*What to do:* Copy every line in the records below that contains the word "JSON".
════════
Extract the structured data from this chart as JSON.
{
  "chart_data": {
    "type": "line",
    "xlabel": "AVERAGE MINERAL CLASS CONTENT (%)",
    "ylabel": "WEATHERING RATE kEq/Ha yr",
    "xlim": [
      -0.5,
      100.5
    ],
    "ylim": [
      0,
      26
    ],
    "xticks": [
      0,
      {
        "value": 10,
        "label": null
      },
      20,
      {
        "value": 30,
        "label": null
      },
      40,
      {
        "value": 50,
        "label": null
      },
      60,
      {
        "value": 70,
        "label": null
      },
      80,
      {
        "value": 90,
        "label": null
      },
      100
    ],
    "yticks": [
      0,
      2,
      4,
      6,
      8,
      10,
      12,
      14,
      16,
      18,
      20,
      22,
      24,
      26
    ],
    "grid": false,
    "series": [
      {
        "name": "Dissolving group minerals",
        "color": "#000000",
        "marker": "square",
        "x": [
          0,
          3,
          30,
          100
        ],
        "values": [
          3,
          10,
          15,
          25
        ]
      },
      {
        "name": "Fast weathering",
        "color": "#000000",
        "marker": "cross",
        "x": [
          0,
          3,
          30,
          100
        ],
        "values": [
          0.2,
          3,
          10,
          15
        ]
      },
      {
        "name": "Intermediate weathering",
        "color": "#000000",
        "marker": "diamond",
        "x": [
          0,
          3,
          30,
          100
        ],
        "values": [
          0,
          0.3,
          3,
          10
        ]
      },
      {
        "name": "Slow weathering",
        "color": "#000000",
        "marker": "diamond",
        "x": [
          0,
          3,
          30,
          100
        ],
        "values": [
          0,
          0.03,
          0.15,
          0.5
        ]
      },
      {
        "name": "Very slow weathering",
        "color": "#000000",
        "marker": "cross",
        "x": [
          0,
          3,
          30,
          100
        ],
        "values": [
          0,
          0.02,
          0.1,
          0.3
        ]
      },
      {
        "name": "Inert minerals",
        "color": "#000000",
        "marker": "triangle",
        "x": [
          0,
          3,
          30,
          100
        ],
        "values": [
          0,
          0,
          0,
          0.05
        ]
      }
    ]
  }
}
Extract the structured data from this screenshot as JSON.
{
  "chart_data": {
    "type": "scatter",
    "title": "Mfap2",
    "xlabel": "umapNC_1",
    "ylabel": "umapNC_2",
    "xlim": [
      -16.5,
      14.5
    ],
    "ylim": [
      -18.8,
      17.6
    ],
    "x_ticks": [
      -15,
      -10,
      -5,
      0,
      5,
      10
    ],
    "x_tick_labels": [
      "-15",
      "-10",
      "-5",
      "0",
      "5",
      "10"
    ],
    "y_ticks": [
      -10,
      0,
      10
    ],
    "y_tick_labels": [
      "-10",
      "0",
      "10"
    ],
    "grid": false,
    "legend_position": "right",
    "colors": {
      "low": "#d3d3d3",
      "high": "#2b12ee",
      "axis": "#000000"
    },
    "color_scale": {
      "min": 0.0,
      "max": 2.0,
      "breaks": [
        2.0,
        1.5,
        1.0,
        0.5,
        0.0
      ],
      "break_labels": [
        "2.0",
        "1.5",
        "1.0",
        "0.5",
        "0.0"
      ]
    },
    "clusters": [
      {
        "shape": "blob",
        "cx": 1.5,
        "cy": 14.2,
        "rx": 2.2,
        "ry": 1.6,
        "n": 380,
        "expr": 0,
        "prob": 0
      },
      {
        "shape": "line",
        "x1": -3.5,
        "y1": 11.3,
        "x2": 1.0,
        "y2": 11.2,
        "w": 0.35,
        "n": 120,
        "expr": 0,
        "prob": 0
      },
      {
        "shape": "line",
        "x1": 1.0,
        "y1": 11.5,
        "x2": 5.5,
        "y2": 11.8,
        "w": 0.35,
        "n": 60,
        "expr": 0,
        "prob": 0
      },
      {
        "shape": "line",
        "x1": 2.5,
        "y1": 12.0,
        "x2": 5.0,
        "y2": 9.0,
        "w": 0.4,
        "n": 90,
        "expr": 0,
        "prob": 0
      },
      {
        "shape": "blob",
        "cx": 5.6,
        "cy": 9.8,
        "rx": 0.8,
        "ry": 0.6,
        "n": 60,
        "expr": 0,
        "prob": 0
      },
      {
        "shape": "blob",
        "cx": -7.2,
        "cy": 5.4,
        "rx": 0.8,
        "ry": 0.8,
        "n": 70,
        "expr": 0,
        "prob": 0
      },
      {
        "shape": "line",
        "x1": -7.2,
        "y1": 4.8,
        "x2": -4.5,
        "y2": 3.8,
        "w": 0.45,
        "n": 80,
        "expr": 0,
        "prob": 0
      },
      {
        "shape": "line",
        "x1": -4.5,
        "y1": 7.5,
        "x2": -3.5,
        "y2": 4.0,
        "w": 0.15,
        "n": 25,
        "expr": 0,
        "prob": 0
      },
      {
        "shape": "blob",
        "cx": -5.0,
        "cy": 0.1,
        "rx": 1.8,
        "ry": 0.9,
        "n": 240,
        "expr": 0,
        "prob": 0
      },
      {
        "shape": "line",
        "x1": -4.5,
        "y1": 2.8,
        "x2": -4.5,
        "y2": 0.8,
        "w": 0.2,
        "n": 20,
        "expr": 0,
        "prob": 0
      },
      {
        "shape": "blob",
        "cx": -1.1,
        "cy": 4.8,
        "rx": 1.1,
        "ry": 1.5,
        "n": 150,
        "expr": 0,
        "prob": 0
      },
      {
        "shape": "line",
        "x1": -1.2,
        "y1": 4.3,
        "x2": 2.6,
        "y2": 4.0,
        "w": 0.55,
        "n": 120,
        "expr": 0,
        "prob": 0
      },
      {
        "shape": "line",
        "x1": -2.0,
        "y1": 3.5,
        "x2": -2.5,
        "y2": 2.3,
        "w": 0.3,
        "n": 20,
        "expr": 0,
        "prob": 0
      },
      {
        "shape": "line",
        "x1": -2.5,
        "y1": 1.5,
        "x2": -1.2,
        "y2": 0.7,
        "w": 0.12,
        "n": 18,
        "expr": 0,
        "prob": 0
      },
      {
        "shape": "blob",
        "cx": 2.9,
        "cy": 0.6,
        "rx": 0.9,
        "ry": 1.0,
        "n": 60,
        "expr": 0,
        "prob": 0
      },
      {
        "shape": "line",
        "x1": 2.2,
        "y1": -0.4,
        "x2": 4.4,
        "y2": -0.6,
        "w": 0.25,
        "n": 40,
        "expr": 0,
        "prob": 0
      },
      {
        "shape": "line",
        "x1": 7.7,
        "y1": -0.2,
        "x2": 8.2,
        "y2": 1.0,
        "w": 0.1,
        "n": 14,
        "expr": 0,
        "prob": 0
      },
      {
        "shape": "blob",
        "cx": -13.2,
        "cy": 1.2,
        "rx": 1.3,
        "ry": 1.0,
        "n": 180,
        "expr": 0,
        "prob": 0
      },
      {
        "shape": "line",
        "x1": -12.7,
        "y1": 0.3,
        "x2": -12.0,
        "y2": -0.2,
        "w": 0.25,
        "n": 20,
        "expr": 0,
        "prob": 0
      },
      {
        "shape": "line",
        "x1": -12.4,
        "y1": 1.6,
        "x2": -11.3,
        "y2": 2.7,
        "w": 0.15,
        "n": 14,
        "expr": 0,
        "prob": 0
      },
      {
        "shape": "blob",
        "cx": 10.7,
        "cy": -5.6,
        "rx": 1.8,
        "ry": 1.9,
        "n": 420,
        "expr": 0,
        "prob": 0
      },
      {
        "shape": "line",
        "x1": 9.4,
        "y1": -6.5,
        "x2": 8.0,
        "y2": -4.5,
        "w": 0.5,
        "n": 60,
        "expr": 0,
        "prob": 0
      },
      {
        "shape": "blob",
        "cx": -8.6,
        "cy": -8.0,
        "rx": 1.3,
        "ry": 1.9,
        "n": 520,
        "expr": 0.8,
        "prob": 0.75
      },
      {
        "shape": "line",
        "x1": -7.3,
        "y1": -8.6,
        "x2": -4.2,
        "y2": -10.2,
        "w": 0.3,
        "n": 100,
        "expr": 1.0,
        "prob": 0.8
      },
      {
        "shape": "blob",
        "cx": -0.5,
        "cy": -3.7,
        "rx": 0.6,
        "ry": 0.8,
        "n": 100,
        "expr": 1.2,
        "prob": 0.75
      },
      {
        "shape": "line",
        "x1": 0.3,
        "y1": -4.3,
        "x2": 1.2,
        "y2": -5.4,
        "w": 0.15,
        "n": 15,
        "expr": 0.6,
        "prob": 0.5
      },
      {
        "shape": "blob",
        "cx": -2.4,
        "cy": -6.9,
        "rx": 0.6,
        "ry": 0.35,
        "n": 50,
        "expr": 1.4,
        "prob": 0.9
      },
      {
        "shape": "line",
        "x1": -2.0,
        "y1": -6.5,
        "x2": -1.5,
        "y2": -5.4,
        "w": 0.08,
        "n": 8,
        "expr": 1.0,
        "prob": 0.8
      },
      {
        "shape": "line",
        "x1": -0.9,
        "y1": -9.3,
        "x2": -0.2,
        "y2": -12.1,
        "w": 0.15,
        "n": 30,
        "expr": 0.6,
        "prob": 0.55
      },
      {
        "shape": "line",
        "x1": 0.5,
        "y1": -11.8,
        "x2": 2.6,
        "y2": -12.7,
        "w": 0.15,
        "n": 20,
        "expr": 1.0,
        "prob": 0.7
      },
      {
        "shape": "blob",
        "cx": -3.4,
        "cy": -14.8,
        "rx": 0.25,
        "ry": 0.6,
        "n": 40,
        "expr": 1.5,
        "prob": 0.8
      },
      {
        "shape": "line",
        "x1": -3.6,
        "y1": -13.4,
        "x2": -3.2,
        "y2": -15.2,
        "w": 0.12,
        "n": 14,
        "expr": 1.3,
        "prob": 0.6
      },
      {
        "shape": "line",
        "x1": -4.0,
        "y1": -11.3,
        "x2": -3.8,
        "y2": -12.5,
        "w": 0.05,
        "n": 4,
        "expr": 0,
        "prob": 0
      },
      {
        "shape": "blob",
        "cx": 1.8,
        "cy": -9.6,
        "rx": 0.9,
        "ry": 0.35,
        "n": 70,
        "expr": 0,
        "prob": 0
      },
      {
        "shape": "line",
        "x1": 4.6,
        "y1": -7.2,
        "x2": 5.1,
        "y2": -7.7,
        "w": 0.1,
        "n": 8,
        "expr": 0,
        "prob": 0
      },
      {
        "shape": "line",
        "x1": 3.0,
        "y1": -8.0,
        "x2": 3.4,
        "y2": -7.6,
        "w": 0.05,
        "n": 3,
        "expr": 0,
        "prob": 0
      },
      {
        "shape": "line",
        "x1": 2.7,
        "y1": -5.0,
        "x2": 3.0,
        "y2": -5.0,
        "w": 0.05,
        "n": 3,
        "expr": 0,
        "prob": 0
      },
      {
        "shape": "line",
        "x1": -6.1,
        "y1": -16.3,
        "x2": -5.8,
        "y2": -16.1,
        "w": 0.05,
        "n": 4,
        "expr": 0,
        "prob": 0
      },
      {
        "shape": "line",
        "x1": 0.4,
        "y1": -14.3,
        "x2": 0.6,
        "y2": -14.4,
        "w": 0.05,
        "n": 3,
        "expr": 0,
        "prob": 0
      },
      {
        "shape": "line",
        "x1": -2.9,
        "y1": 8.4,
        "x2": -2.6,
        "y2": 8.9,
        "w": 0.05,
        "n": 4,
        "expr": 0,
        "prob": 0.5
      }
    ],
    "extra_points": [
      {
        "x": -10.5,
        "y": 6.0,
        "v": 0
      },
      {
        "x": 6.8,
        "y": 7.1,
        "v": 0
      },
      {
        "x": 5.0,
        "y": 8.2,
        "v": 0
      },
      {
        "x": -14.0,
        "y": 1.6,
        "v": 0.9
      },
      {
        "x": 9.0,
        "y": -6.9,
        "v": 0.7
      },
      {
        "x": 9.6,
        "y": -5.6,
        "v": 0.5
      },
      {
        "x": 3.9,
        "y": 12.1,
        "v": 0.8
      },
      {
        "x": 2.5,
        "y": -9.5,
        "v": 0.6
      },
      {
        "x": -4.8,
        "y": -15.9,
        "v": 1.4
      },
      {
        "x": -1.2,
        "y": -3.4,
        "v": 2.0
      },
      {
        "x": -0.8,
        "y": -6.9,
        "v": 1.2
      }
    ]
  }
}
════════
*Complete response:*
Extract the structured data from this chart as JSON.
Extract the structured data from this screenshot as JSON.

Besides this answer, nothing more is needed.